▶ [GOAL OF THE EXERCISE]
From the data that follows, copy every line holding the string "хліб".

▶ [RAW RECORDS]
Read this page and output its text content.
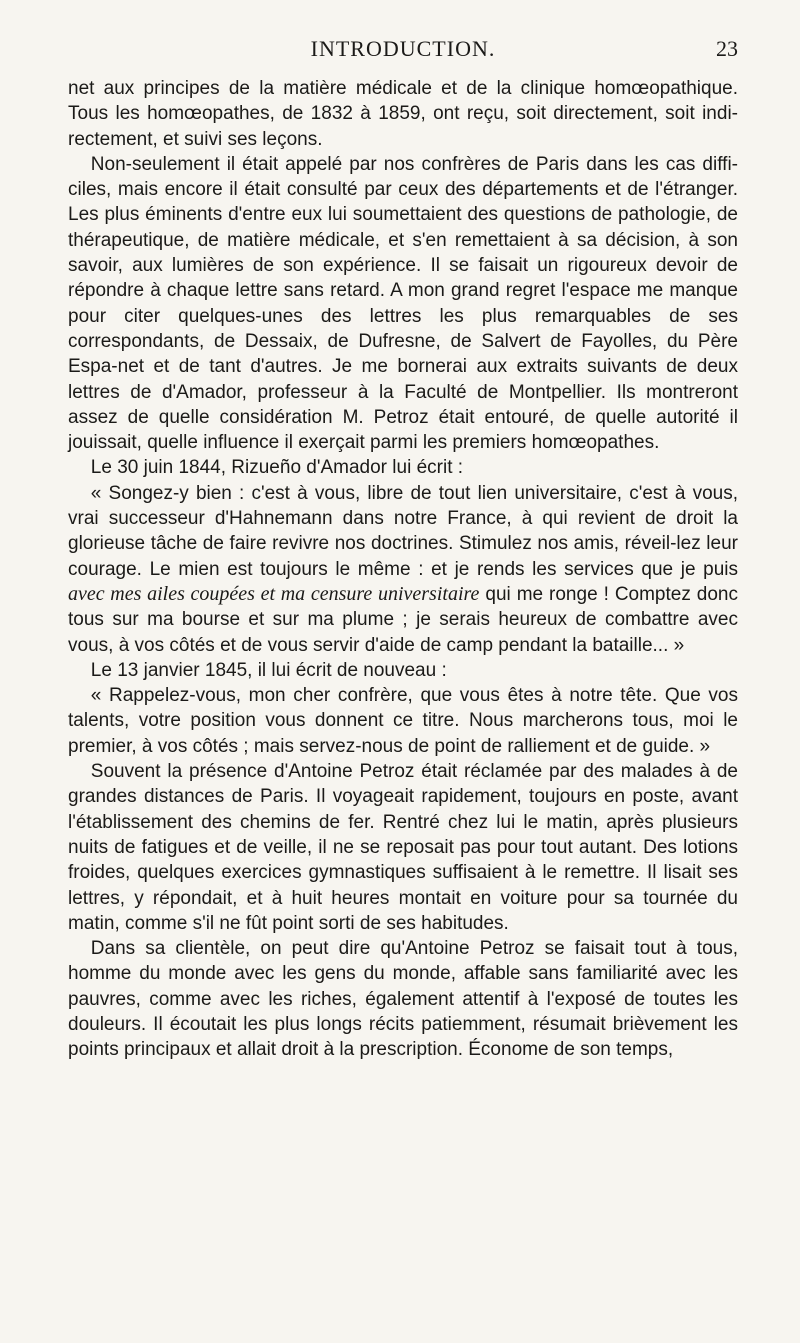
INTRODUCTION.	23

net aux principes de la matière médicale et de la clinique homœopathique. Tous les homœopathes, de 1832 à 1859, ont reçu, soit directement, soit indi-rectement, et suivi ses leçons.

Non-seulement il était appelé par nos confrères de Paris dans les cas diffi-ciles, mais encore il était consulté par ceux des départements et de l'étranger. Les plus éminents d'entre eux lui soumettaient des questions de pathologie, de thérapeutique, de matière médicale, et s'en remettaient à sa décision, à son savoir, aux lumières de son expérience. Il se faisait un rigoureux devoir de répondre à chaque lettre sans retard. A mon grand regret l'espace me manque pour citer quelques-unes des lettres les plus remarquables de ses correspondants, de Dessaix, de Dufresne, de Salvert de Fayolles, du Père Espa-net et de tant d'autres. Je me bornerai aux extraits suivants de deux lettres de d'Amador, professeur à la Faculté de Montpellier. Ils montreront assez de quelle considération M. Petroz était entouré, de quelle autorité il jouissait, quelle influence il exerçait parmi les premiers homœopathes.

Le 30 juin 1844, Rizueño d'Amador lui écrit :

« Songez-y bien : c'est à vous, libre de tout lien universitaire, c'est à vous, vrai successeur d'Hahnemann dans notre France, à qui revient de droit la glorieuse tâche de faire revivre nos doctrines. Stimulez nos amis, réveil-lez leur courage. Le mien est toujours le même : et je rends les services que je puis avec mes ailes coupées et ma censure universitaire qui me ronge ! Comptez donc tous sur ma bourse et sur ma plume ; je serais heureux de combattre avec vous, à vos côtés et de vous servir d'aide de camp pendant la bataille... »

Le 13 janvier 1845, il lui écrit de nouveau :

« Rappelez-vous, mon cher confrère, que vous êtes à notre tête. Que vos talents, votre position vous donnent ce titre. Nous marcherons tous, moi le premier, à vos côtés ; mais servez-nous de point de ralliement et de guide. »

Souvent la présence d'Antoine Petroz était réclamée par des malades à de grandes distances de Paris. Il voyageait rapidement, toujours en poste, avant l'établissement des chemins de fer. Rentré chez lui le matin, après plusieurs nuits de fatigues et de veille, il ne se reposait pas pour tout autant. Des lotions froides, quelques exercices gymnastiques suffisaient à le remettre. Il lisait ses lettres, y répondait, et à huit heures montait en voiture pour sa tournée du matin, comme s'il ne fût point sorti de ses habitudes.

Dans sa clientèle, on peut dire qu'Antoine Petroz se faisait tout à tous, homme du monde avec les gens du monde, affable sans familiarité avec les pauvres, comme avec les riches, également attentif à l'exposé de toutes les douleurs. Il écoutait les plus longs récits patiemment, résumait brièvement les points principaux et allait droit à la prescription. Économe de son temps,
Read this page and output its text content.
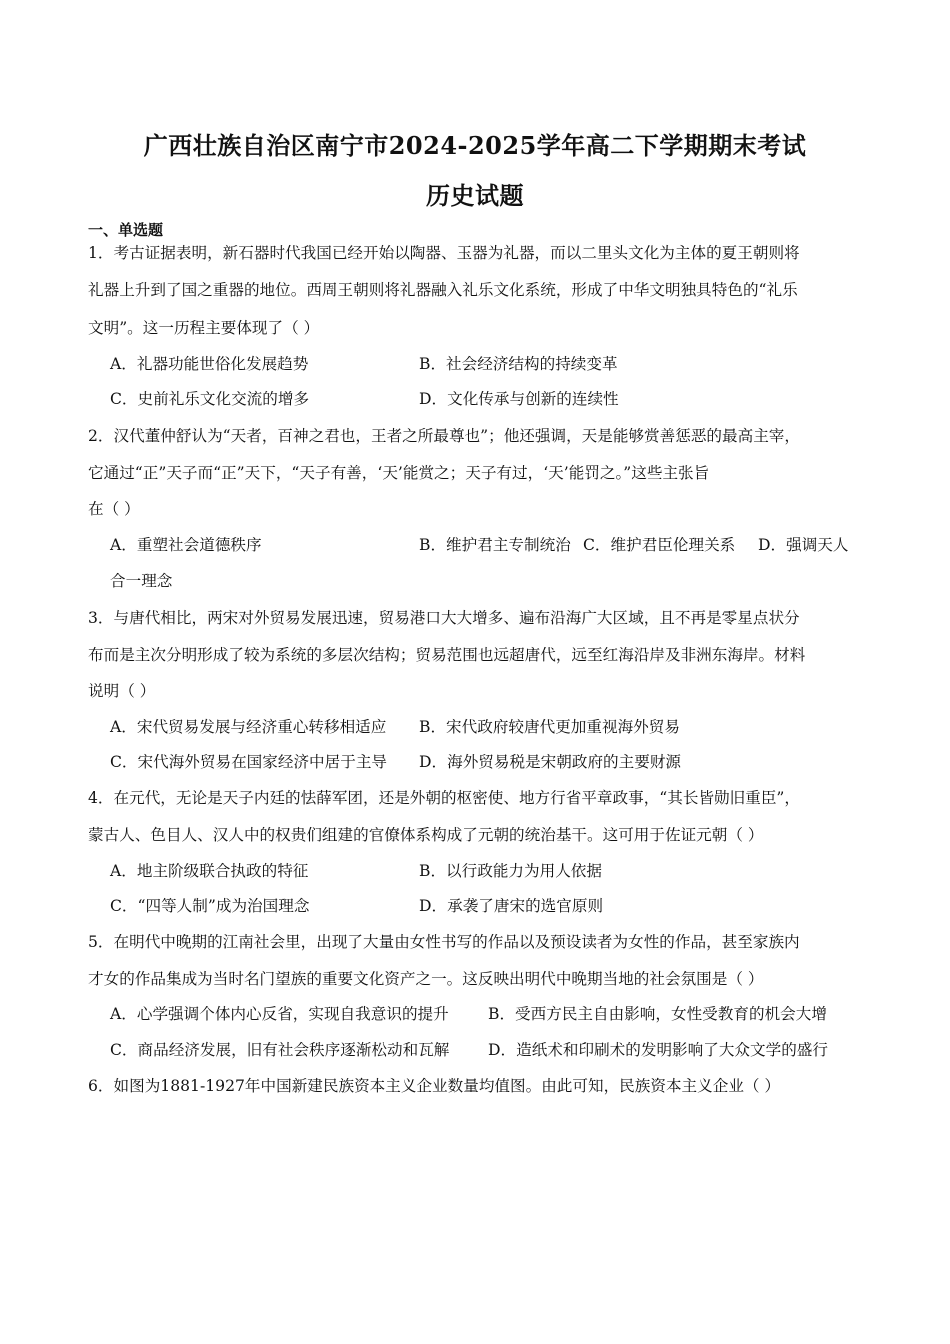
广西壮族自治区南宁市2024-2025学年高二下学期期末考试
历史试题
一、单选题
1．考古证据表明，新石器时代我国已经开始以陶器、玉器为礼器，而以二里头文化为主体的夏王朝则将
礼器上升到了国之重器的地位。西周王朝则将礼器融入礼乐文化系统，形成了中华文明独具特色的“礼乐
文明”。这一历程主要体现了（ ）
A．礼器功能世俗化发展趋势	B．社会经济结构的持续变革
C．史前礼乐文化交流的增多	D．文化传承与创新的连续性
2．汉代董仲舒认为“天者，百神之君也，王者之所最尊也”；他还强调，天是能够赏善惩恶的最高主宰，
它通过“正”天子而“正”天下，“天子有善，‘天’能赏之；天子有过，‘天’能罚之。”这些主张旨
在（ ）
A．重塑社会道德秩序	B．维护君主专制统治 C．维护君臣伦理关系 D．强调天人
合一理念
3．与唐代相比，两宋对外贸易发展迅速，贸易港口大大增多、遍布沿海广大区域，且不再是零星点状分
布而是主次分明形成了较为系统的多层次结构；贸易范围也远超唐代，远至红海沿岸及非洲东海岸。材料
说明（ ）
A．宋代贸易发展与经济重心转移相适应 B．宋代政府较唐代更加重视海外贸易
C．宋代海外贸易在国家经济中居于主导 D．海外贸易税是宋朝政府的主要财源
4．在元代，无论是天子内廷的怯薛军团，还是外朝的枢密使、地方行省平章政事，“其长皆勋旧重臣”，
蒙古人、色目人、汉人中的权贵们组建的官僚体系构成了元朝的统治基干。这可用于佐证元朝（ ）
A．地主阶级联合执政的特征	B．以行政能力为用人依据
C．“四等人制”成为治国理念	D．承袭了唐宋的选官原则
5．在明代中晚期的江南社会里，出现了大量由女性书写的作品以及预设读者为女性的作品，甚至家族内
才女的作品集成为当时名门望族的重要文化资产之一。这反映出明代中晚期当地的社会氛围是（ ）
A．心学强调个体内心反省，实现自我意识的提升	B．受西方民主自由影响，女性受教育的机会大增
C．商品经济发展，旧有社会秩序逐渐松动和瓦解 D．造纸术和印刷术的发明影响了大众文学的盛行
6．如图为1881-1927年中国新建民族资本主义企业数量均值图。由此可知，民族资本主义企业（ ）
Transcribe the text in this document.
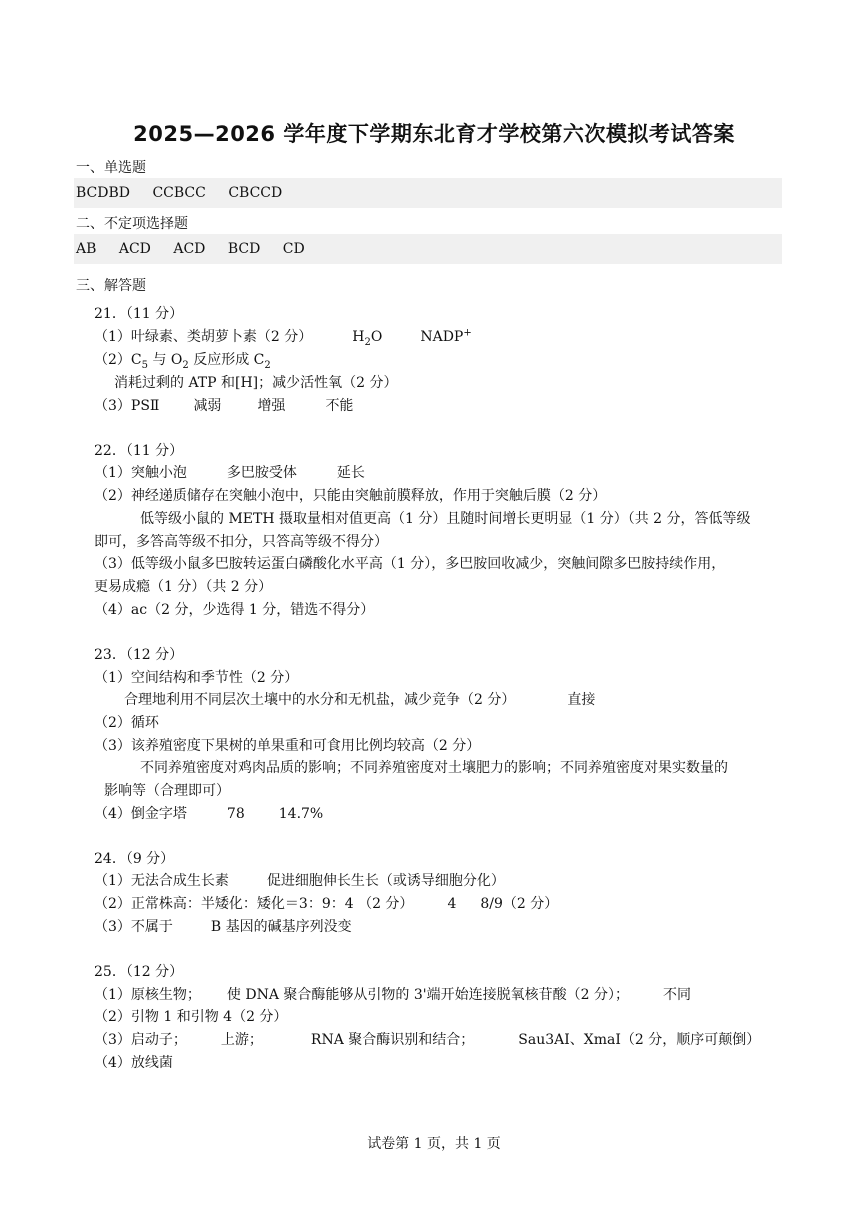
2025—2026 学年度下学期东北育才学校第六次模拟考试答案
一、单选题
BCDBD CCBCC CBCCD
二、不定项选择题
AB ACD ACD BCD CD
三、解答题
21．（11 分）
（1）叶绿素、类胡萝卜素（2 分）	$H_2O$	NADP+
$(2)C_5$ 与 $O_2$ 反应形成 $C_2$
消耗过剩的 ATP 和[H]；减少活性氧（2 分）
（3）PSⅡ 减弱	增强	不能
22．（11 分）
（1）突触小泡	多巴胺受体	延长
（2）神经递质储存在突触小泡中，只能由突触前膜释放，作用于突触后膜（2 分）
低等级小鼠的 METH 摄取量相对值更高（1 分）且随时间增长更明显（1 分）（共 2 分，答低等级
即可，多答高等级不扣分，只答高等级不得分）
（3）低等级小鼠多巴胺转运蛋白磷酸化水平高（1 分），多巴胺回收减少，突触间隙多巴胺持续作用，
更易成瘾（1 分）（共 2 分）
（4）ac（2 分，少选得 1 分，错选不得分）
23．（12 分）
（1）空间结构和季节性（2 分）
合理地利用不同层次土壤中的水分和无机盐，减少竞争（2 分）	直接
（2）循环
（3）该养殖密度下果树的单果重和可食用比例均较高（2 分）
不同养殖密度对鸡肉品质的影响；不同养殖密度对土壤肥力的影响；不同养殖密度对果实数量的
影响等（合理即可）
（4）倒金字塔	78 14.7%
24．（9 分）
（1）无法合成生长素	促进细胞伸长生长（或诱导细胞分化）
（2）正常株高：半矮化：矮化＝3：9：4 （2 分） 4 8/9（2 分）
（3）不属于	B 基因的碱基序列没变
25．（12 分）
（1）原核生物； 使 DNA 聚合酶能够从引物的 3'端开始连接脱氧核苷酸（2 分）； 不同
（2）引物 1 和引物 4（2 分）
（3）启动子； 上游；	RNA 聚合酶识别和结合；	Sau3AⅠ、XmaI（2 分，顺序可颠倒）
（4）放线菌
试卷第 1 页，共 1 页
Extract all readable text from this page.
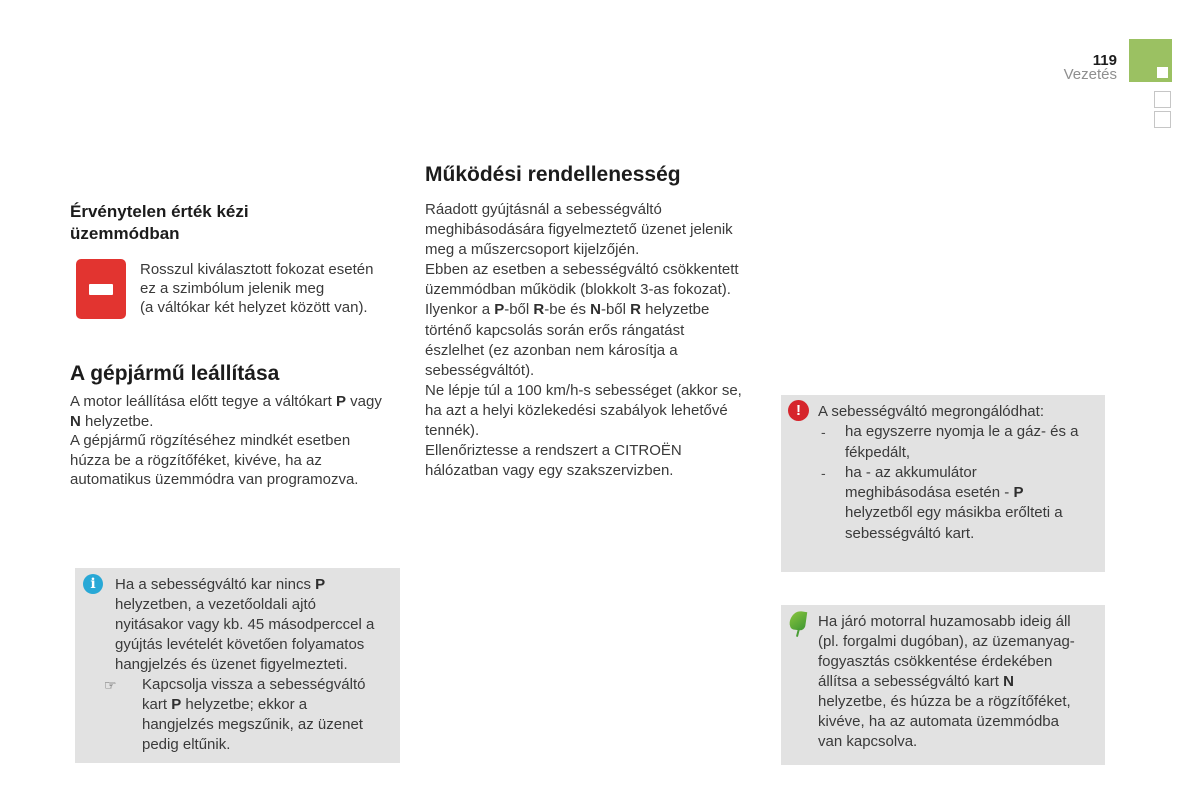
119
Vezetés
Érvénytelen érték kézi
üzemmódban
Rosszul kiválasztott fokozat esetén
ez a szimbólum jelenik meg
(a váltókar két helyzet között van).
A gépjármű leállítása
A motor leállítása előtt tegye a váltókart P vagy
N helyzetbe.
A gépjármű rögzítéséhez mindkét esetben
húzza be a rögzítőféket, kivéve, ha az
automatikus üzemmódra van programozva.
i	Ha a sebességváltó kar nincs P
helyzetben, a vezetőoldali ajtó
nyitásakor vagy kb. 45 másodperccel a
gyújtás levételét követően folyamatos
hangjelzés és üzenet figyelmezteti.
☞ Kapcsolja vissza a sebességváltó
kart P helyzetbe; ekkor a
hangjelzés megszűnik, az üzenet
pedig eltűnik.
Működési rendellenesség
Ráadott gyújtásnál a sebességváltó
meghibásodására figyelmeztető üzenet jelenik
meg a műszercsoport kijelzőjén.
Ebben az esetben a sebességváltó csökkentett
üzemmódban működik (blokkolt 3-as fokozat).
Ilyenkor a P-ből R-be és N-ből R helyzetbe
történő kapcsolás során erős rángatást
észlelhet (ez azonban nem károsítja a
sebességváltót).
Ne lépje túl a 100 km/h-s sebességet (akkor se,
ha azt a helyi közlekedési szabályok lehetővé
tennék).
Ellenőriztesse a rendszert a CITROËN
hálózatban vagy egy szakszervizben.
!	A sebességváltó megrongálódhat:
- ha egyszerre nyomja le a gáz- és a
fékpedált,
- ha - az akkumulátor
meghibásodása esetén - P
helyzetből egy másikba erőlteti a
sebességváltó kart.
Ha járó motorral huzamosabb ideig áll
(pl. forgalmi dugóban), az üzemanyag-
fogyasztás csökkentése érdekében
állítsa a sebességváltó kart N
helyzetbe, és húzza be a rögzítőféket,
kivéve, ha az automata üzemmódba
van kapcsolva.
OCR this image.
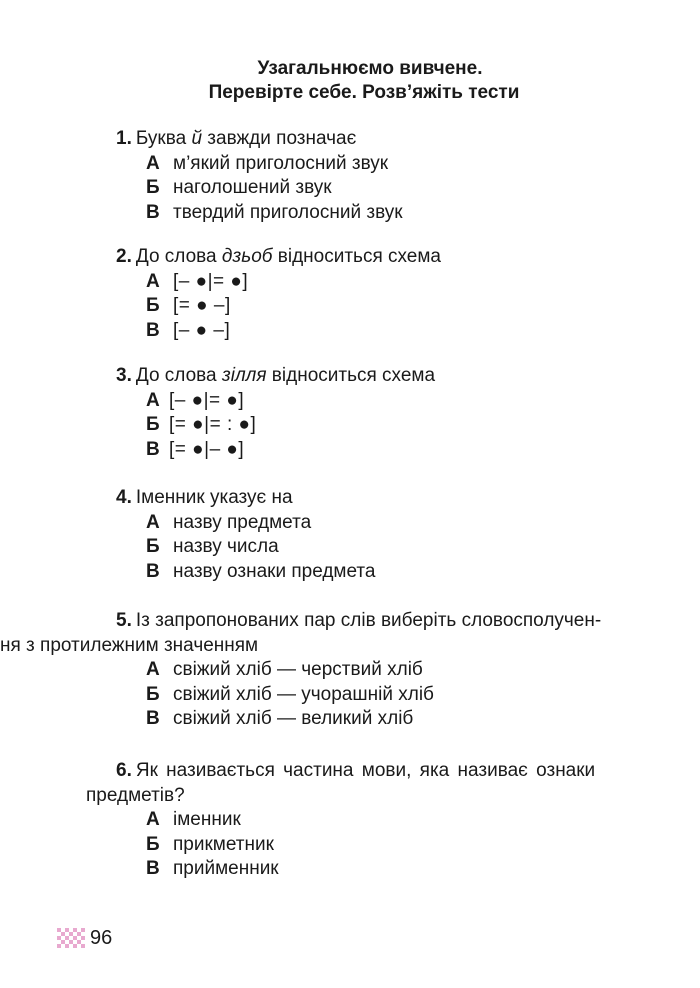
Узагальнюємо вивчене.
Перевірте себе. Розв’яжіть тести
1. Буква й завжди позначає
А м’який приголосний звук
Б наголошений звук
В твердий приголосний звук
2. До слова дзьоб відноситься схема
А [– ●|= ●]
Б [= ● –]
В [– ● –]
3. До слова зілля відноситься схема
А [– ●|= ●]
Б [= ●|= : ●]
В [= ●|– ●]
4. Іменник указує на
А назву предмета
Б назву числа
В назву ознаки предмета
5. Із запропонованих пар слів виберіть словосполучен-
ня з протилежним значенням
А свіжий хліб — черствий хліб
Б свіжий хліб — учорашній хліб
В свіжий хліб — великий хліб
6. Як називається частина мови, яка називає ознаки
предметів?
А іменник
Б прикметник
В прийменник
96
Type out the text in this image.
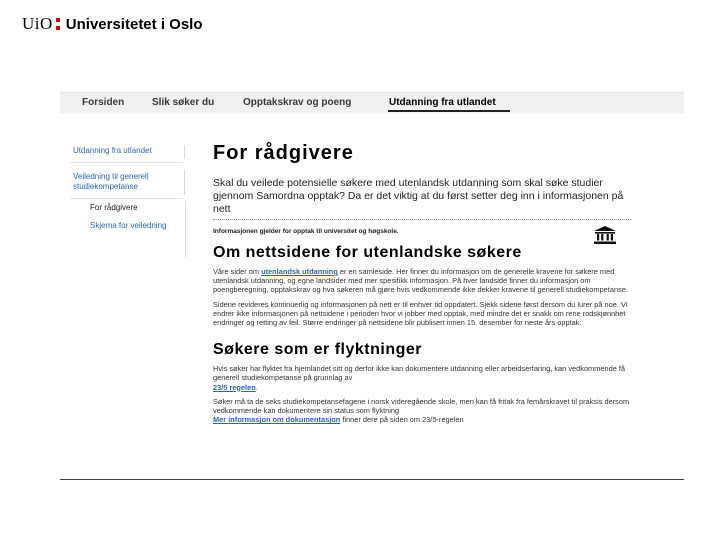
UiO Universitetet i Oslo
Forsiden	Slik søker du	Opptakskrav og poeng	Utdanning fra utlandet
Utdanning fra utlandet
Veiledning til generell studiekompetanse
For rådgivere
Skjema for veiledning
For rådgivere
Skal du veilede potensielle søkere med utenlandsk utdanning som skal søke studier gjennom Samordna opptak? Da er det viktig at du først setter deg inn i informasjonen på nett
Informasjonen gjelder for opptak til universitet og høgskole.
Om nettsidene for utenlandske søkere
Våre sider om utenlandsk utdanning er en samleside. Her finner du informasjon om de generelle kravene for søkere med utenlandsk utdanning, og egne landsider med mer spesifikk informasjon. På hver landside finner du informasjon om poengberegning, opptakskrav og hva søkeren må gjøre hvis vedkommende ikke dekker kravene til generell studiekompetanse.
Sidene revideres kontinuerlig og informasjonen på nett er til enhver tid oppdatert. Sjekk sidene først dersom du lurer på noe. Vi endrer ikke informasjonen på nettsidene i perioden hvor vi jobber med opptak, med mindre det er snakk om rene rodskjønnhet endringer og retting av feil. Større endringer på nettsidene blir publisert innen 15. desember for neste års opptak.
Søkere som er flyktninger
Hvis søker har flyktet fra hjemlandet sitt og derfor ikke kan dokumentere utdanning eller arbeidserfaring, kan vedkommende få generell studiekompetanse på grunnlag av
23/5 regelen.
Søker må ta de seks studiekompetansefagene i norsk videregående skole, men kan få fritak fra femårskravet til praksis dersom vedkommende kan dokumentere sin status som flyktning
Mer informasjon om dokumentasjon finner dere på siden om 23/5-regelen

▶ [TASK SOLUTION]
А свіжий хліб — черствий хліб
Б свіжий хліб — учорашній хліб
В свіжий хліб — великий хліб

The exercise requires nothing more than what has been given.